Repeat every line of the material, character for character.
___ MATERIAL FOR THIS TASK ___
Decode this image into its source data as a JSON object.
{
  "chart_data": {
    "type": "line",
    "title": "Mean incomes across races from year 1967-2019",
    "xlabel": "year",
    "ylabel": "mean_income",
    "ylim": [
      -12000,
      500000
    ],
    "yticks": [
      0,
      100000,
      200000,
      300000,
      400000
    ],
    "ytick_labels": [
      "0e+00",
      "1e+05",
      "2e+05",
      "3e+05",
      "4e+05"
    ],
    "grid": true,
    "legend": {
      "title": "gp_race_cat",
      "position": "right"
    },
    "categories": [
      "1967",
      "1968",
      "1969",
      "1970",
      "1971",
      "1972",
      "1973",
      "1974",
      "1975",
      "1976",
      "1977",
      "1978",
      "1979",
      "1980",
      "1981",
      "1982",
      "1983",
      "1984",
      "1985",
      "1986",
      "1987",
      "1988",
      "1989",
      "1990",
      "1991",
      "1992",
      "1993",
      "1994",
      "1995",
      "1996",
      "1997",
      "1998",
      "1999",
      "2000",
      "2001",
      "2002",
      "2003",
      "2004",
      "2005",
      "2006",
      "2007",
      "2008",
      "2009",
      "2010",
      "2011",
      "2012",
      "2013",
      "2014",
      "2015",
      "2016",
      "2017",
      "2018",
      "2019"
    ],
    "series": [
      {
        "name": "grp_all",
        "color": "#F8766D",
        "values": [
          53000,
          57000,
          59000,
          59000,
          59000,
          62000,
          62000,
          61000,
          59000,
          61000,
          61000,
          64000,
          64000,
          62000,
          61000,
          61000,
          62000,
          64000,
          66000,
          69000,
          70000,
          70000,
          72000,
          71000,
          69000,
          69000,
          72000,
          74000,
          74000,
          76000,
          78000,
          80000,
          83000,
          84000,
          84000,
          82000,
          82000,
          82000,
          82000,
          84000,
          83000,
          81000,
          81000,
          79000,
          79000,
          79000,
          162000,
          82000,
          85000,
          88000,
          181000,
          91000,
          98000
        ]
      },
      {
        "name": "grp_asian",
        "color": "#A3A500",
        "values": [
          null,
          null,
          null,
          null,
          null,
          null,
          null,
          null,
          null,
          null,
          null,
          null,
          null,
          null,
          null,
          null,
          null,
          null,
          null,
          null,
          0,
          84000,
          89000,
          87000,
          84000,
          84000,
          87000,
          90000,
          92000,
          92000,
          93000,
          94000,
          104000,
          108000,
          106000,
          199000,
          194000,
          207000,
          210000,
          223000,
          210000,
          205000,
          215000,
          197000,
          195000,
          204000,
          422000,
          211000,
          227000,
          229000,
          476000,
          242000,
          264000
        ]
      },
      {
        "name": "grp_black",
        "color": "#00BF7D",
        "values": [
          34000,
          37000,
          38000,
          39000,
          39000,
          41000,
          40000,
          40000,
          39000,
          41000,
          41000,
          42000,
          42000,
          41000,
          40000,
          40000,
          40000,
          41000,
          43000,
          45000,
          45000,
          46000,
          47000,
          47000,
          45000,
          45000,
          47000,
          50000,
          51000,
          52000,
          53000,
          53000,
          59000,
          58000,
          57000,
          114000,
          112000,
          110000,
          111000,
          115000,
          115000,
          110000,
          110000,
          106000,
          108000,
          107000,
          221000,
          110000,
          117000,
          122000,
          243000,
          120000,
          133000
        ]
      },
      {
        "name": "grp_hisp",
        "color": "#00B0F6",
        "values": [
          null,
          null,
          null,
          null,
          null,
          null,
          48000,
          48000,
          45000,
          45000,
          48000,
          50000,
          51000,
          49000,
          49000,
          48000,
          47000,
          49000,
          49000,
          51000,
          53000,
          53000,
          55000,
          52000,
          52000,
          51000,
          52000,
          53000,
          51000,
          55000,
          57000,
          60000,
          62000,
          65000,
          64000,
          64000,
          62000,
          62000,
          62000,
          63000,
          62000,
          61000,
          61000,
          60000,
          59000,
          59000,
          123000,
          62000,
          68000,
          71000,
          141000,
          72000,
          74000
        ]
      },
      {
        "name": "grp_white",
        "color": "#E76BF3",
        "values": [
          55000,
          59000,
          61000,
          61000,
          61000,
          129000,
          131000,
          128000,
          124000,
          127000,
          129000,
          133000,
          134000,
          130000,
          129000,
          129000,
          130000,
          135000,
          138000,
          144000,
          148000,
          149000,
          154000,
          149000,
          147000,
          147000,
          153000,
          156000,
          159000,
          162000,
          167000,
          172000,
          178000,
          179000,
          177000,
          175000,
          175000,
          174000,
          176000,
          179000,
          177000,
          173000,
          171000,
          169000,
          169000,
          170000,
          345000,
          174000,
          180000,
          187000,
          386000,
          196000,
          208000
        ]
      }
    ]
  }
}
___
- _SOLUTION TO THIS PROBLEM_:
Decode this image into its source data as a JSON object.
{
  "chart_data": {
    "type": "line",
    "title": "Mean incomes across races from year 1967-2019",
    "xlabel": "year",
    "ylabel": "mean_income",
    "ylim": [
      -12000,
      500000
    ],
    "yticks": [
      0,
      100000,
      200000,
      300000,
      400000
    ],
    "ytick_labels": [
      "0e+00",
      "1e+05",
      "2e+05",
      "3e+05",
      "4e+05"
    ],
    "grid": true,
    "legend": {
      "title": "gp_race_cat",
      "position": "right"
    },
    "categories": [
      "1967",
      "1968",
      "1969",
      "1970",
      "1971",
      "1972",
      "1973",
      "1974",
      "1975",
      "1976",
      "1977",
      "1978",
      "1979",
      "1980",
      "1981",
      "1982",
      "1983",
      "1984",
      "1985",
      "1986",
      "1987",
      "1988",
      "1989",
      "1990",
      "1991",
      "1992",
      "1993",
      "1994",
      "1995",
      "1996",
      "1997",
      "1998",
      "1999",
      "2000",
      "2001",
      "2002",
      "2003",
      "2004",
      "2005",
      "2006",
      "2007",
      "2008",
      "2009",
      "2010",
      "2011",
      "2012",
      "2013",
      "2014",
      "2015",
      "2016",
      "2017",
      "2018",
      "2019"
    ],
    "series": [
      {
        "name": "grp_all",
        "color": "#F8766D",
        "values": [
          53000,
          57000,
          59000,
          59000,
          59000,
          62000,
          62000,
          61000,
          59000,
          61000,
          61000,
          64000,
          64000,
          62000,
          61000,
          61000,
          62000,
          64000,
          66000,
          69000,
          70000,
          70000,
          72000,
          71000,
          69000,
          69000,
          72000,
          74000,
          74000,
          76000,
          78000,
          80000,
          83000,
          84000,
          84000,
          82000,
          82000,
          82000,
          82000,
          84000,
          83000,
          81000,
          81000,
          79000,
          79000,
          79000,
          162000,
          82000,
          85000,
          88000,
          181000,
          91000,
          98000
        ]
      },
      {
        "name": "grp_asian",
        "color": "#A3A500",
        "values": [
          null,
          null,
          null,
          null,
          null,
          null,
          null,
          null,
          null,
          null,
          null,
          null,
          null,
          null,
          null,
          null,
          null,
          null,
          null,
          null,
          0,
          84000,
          89000,
          87000,
          84000,
          84000,
          87000,
          90000,
          92000,
          92000,
          93000,
          94000,
          104000,
          108000,
          106000,
          199000,
          194000,
          207000,
          210000,
          223000,
          210000,
          205000,
          215000,
          197000,
          195000,
          204000,
          422000,
          211000,
          227000,
          229000,
          476000,
          242000,
          264000
        ]
      },
      {
        "name": "grp_black",
        "color": "#00BF7D",
        "values": [
          34000,
          37000,
          38000,
          39000,
          39000,
          41000,
          40000,
          40000,
          39000,
          41000,
          41000,
          42000,
          42000,
          41000,
          40000,
          40000,
          40000,
          41000,
          43000,
          45000,
          45000,
          46000,
          47000,
          47000,
          45000,
          45000,
          47000,
          50000,
          51000,
          52000,
          53000,
          53000,
          59000,
          58000,
          57000,
          114000,
          112000,
          110000,
          111000,
          115000,
          115000,
          110000,
          110000,
          106000,
          108000,
          107000,
          221000,
          110000,
          117000,
          122000,
          243000,
          120000,
          133000
        ]
      },
      {
        "name": "grp_hisp",
        "color": "#00B0F6",
        "values": [
          null,
          null,
          null,
          null,
          null,
          null,
          48000,
          48000,
          45000,
          45000,
          48000,
          50000,
          51000,
          49000,
          49000,
          48000,
          47000,
          49000,
          49000,
          51000,
          53000,
          53000,
          55000,
          52000,
          52000,
          51000,
          52000,
          53000,
          51000,
          55000,
          57000,
          60000,
          62000,
          65000,
          64000,
          64000,
          62000,
          62000,
          62000,
          63000,
          62000,
          61000,
          61000,
          60000,
          59000,
          59000,
          123000,
          62000,
          68000,
          71000,
          141000,
          72000,
          74000
        ]
      },
      {
        "name": "grp_white",
        "color": "#E76BF3",
        "values": [
          55000,
          59000,
          61000,
          61000,
          61000,
          129000,
          131000,
          128000,
          124000,
          127000,
          129000,
          133000,
          134000,
          130000,
          129000,
          129000,
          130000,
          135000,
          138000,
          144000,
          148000,
          149000,
          154000,
          149000,
          147000,
          147000,
          153000,
          156000,
          159000,
          162000,
          167000,
          172000,
          178000,
          179000,
          177000,
          175000,
          175000,
          174000,
          176000,
          179000,
          177000,
          173000,
          171000,
          169000,
          169000,
          170000,
          345000,
          174000,
          180000,
          187000,
          386000,
          196000,
          208000
        ]
      }
    ]
  }
}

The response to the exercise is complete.